◆ Do this ◆
Print verbatim the lines of the entries from the one containing "Give me the" to the last, inclusive, and no others.

>>>>

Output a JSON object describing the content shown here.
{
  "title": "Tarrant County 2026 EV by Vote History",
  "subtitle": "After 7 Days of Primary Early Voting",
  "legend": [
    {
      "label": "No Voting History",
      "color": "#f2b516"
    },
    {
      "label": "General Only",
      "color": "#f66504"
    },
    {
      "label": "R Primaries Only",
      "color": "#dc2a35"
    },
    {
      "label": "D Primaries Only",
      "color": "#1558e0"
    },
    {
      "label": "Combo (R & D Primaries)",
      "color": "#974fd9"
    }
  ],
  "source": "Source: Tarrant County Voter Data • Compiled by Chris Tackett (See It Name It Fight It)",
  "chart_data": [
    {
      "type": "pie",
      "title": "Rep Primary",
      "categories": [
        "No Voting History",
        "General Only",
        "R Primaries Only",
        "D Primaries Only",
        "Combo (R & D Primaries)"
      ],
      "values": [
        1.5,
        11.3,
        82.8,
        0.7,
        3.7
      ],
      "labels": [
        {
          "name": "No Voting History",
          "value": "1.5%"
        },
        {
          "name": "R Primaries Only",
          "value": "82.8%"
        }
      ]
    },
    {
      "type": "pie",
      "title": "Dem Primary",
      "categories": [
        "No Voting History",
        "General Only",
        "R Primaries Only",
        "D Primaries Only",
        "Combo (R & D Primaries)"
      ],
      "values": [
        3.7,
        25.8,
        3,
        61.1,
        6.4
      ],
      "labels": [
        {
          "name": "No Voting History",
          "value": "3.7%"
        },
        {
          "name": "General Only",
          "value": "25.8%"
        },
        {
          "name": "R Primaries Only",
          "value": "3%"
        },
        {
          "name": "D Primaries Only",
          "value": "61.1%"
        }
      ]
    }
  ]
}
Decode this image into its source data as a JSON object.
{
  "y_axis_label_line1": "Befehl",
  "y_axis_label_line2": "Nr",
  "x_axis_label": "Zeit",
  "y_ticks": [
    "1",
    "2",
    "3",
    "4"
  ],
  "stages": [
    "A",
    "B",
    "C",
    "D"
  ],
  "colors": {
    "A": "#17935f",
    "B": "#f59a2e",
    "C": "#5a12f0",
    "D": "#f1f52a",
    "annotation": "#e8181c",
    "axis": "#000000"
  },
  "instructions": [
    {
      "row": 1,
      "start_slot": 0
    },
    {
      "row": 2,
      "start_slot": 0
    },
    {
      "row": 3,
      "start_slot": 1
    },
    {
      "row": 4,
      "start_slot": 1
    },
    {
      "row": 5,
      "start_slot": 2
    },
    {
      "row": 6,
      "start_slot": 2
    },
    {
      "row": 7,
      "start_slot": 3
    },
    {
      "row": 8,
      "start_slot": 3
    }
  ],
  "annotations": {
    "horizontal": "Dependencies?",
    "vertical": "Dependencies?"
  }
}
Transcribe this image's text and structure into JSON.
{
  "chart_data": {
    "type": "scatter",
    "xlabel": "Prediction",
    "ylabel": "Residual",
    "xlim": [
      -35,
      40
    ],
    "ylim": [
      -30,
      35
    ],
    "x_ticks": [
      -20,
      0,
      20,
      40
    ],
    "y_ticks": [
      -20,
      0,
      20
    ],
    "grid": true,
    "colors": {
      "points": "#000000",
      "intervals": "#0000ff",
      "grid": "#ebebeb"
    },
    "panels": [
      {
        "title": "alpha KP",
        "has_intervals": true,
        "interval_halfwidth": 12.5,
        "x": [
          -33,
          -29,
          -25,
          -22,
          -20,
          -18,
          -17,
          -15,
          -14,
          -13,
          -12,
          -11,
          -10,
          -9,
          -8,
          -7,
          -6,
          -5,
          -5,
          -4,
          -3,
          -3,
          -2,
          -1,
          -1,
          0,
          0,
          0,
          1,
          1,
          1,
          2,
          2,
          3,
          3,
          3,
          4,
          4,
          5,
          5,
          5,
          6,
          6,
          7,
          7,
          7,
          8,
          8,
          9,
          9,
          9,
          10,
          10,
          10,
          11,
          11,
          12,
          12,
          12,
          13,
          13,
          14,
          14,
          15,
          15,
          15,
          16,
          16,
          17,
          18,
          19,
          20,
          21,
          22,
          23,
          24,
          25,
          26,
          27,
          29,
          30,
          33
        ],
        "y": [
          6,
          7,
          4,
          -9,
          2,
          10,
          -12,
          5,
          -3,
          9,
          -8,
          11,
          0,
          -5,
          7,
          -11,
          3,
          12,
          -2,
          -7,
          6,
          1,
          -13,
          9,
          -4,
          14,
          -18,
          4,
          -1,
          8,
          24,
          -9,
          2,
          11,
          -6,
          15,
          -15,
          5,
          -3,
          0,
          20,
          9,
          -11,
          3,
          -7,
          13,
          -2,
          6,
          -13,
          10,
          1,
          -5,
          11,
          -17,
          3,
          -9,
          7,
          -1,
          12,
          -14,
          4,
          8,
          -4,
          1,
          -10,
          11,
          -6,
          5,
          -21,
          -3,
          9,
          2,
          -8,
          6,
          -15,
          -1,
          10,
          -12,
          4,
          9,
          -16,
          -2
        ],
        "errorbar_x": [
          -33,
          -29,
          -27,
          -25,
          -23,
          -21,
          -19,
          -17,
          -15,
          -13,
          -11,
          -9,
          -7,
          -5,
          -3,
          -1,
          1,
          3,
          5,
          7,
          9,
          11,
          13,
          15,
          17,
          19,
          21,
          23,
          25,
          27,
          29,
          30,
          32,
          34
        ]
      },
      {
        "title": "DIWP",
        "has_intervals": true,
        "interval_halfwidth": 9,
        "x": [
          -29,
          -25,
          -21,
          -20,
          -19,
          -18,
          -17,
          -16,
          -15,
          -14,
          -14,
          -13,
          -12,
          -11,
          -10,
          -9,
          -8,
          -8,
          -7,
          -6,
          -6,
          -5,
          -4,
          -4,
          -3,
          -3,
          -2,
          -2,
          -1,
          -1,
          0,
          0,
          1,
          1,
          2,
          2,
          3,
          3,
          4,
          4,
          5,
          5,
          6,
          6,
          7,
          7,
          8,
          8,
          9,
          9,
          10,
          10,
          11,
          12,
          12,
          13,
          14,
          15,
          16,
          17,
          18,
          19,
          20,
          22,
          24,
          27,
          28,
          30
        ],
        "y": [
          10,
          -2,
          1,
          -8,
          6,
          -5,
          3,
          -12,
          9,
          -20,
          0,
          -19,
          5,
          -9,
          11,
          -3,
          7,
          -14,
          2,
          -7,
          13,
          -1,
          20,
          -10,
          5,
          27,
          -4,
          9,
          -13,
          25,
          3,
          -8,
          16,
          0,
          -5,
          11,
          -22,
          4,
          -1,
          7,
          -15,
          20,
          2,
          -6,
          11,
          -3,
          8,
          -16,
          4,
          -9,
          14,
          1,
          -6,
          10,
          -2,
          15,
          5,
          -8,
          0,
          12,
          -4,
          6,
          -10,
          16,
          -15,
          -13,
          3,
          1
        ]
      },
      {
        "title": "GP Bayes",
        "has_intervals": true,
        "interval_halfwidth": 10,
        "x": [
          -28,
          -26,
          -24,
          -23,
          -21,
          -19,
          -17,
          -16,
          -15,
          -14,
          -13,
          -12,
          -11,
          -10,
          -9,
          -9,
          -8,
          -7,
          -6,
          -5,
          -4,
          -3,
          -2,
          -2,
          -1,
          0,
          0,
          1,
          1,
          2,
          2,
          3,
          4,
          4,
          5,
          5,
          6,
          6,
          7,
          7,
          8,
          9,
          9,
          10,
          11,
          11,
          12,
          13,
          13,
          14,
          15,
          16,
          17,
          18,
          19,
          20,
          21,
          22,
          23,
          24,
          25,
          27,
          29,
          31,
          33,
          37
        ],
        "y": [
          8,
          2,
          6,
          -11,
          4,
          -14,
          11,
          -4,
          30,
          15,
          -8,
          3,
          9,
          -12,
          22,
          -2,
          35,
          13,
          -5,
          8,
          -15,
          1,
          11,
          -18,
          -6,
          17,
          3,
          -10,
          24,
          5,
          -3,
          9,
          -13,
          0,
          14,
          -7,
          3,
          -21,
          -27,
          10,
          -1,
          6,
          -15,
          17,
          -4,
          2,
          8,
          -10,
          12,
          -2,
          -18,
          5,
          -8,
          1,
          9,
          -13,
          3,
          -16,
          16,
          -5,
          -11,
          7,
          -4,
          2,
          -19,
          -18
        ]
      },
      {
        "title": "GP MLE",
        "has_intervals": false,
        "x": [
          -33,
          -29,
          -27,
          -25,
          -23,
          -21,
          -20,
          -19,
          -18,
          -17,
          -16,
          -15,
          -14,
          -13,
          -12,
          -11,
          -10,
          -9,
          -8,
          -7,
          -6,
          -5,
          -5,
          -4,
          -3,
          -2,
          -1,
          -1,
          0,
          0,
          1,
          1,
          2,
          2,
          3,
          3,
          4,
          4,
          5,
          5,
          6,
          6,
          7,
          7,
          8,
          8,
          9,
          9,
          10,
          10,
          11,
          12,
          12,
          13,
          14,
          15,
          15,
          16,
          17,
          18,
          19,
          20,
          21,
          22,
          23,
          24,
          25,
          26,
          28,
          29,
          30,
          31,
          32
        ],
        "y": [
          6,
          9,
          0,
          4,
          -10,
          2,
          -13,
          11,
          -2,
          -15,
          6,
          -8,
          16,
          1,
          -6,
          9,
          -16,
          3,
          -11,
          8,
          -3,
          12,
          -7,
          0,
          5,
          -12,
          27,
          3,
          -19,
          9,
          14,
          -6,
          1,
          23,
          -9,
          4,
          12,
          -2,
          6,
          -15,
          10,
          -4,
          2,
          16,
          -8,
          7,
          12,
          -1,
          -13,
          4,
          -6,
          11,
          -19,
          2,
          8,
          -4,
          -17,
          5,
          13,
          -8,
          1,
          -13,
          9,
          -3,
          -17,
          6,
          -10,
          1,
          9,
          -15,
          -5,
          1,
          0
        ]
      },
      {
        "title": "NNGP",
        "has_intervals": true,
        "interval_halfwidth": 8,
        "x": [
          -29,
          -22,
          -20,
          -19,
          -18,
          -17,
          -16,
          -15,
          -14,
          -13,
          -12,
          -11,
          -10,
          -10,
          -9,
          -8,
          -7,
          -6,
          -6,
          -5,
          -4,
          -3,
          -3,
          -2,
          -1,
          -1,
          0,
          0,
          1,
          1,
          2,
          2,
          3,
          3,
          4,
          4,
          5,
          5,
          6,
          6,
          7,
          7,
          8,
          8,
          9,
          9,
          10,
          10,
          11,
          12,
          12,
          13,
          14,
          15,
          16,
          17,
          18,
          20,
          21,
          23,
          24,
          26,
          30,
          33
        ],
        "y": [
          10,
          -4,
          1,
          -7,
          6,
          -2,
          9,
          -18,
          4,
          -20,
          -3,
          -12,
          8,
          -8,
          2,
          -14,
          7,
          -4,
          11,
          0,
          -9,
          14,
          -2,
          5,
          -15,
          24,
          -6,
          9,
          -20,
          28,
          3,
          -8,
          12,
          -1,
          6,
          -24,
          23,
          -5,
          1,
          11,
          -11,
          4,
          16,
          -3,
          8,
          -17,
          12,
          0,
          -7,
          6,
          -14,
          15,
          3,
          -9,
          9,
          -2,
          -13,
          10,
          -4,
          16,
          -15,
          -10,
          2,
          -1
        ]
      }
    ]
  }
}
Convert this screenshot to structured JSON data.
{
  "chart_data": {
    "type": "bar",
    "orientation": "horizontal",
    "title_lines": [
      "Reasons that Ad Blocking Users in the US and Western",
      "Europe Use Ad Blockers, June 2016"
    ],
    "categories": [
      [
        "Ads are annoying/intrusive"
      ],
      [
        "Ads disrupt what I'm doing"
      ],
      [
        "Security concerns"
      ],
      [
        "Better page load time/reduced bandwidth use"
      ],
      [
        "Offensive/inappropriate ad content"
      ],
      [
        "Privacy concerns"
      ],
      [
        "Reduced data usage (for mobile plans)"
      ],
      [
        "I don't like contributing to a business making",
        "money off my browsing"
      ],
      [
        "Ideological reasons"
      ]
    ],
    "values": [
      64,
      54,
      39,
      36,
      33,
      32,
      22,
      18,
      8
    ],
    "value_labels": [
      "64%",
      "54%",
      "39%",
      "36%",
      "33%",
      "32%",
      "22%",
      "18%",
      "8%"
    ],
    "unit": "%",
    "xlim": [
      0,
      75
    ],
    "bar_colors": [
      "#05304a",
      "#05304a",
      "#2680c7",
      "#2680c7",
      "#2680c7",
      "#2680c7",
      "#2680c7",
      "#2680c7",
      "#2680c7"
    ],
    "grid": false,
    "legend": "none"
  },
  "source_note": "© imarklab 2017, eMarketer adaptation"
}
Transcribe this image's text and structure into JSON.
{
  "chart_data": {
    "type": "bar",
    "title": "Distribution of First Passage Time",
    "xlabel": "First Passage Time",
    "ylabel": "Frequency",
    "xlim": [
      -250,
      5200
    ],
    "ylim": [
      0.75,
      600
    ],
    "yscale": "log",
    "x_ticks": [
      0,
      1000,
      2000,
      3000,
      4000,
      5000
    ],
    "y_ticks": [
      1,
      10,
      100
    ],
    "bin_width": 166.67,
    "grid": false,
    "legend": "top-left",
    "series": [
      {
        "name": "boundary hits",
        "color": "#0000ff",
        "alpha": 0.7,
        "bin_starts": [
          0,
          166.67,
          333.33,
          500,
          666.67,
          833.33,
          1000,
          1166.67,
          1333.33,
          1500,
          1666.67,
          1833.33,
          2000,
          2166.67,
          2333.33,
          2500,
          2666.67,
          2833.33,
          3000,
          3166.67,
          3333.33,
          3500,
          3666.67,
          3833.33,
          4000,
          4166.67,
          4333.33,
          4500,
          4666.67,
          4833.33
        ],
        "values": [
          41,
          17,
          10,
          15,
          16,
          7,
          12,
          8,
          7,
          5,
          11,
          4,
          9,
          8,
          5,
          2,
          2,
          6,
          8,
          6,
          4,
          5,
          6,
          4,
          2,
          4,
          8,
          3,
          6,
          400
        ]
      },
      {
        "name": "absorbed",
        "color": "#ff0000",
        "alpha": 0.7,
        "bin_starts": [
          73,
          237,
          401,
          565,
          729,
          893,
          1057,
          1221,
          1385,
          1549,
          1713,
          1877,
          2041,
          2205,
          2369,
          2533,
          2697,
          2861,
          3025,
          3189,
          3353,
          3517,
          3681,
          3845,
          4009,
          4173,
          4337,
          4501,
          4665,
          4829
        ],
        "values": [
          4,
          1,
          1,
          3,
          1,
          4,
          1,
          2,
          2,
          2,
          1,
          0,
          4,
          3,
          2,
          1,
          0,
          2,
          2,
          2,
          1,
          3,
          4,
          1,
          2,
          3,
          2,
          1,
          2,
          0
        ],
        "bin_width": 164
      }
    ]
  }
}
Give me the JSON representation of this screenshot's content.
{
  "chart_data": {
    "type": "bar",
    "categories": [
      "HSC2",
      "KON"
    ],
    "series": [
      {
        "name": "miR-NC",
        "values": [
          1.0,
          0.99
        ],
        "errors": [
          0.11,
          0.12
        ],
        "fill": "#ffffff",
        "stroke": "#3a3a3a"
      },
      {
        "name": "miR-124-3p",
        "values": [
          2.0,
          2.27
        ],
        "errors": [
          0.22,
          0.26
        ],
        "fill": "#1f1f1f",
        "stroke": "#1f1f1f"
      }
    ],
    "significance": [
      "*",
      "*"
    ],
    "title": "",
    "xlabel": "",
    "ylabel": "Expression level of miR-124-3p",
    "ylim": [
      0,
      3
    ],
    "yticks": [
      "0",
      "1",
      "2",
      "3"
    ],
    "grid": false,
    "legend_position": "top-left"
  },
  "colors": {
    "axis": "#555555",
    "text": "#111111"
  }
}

<<<<

◆ Solution for this problem ◆
Give me the JSON representation of this screenshot's content.
{
  "chart_data": {
    "type": "bar",
    "categories": [
      "HSC2",
      "KON"
    ],
    "series": [
      {
        "name": "miR-NC",
        "values": [
          1.0,
          0.99
        ],
        "errors": [
          0.11,
          0.12
        ],
        "fill": "#ffffff",
        "stroke": "#3a3a3a"
      },
      {
        "name": "miR-124-3p",
        "values": [
          2.0,
          2.27
        ],
        "errors": [
          0.22,
          0.26
        ],
        "fill": "#1f1f1f",
        "stroke": "#1f1f1f"
      }
    ],
    "significance": [
      "*",
      "*"
    ],
    "title": "",
    "xlabel": "",
    "ylabel": "Expression level of miR-124-3p",
    "ylim": [
      0,
      3
    ],
    "yticks": [
      "0",
      "1",
      "2",
      "3"
    ],
    "grid": false,
    "legend_position": "top-left"
  },
  "colors": {
    "axis": "#555555",
    "text": "#111111"
  }
}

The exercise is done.